# What to do
Leaving the pictures aside, transcribe every line below exactly.

# Data records
******

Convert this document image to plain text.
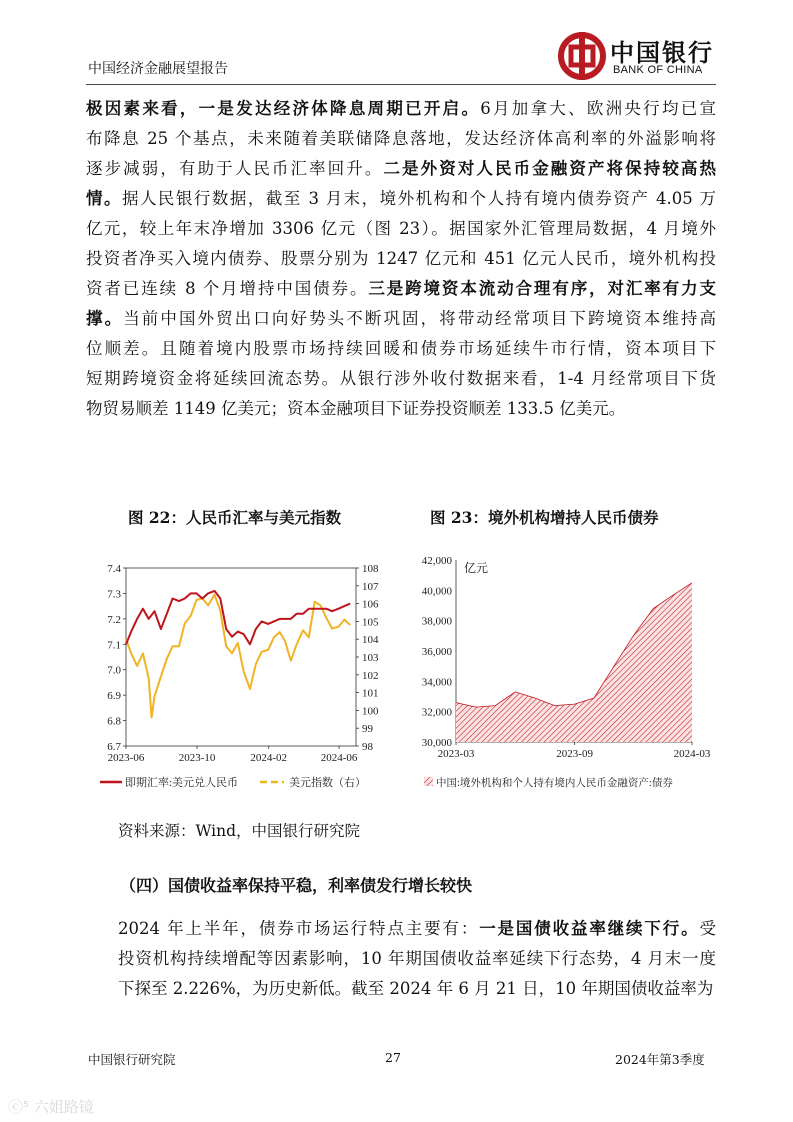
中国经济金融展望报告
中国银行
BANK OF CHINA
极因素来看，一是发达经济体降息周期已开启。6月加拿大、欧洲央行均已宣
布降息 25 个基点，未来随着美联储降息落地，发达经济体高利率的外溢影响将
逐步减弱，有助于人民币汇率回升。二是外资对人民币金融资产将保持较高热
情。据人民银行数据，截至 3 月末，境外机构和个人持有境内债券资产 4.05 万
亿元，较上年末净增加 3306 亿元（图 23）。据国家外汇管理局数据，4 月境外
投资者净买入境内债券、股票分别为 1247 亿元和 451 亿元人民币，境外机构投
资者已连续 8 个月增持中国债券。三是跨境资本流动合理有序，对汇率有力支
撑。当前中国外贸出口向好势头不断巩固，将带动经常项目下跨境资本维持高
位顺差。且随着境内股票市场持续回暖和债券市场延续牛市行情，资本项目下
短期跨境资金将延续回流态势。从银行涉外收付数据来看，1-4 月经常项目下货
物贸易顺差 1149 亿美元；资本金融项目下证券投资顺差 133.5 亿美元。
图 22：人民币汇率与美元指数	图 23：境外机构增持人民币债券
7.4
7.3
7.2
7.1
7.0
6.9
6.8
6.7
108
107
106
105
104
103
102
101
100
99
98
2023-06	2023-10	2024-02	2024-06
即期汇率:美元兑人民币	美元指数（右）
42,000
40,000
38,000
36,000
34,000
32,000
30,000
亿元
2023-03	2023-09	2024-03
中国:境外机构和个人持有境内人民币金融资产:债券
资料来源：Wind，中国银行研究院
（四）国债收益率保持平稳，利率债发行增长较快
2024 年上半年，债券市场运行特点主要有：一是国债收益率继续下行。受
投资机构持续增配等因素影响，10 年期国债收益率延续下行态势，4 月末一度
下探至 2.226%，为历史新低。截至 2024 年 6 月 21 日，10 年期国债收益率为
中国银行研究院	27	2024年第3季度
ⓒ⁵ 六姐路镜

******

# In response
Convert this document image to plain text.
中国经济金融展望报告
中国银行
BANK OF CHINA
极因素来看，一是发达经济体降息周期已开启。6月加拿大、欧洲央行均已宣
布降息 25 个基点，未来随着美联储降息落地，发达经济体高利率的外溢影响将
逐步减弱，有助于人民币汇率回升。二是外资对人民币金融资产将保持较高热
情。据人民银行数据，截至 3 月末，境外机构和个人持有境内债券资产 4.05 万
亿元，较上年末净增加 3306 亿元（图 23）。据国家外汇管理局数据，4 月境外
投资者净买入境内债券、股票分别为 1247 亿元和 451 亿元人民币，境外机构投
资者已连续 8 个月增持中国债券。三是跨境资本流动合理有序，对汇率有力支
撑。当前中国外贸出口向好势头不断巩固，将带动经常项目下跨境资本维持高
位顺差。且随着境内股票市场持续回暖和债券市场延续牛市行情，资本项目下
短期跨境资金将延续回流态势。从银行涉外收付数据来看，1-4 月经常项目下货
物贸易顺差 1149 亿美元；资本金融项目下证券投资顺差 133.5 亿美元。
图 22：人民币汇率与美元指数	图 23：境外机构增持人民币债券
7.4
7.3
7.2
7.1
7.0
6.9
6.8
6.7
108
107
106
105
104
103
102
101
100
99
98
2023-06	2023-10	2024-02	2024-06
即期汇率:美元兑人民币	美元指数（右）
42,000
40,000
38,000
36,000
34,000
32,000
30,000
亿元
2023-03	2023-09	2024-03
中国:境外机构和个人持有境内人民币金融资产:债券
资料来源：Wind，中国银行研究院
（四）国债收益率保持平稳，利率债发行增长较快
2024 年上半年，债券市场运行特点主要有：一是国债收益率继续下行。受
投资机构持续增配等因素影响，10 年期国债收益率延续下行态势，4 月末一度
下探至 2.226%，为历史新低。截至 2024 年 6 月 21 日，10 年期国债收益率为
中国银行研究院	27	2024年第3季度
ⓒ⁵ 六姐路镜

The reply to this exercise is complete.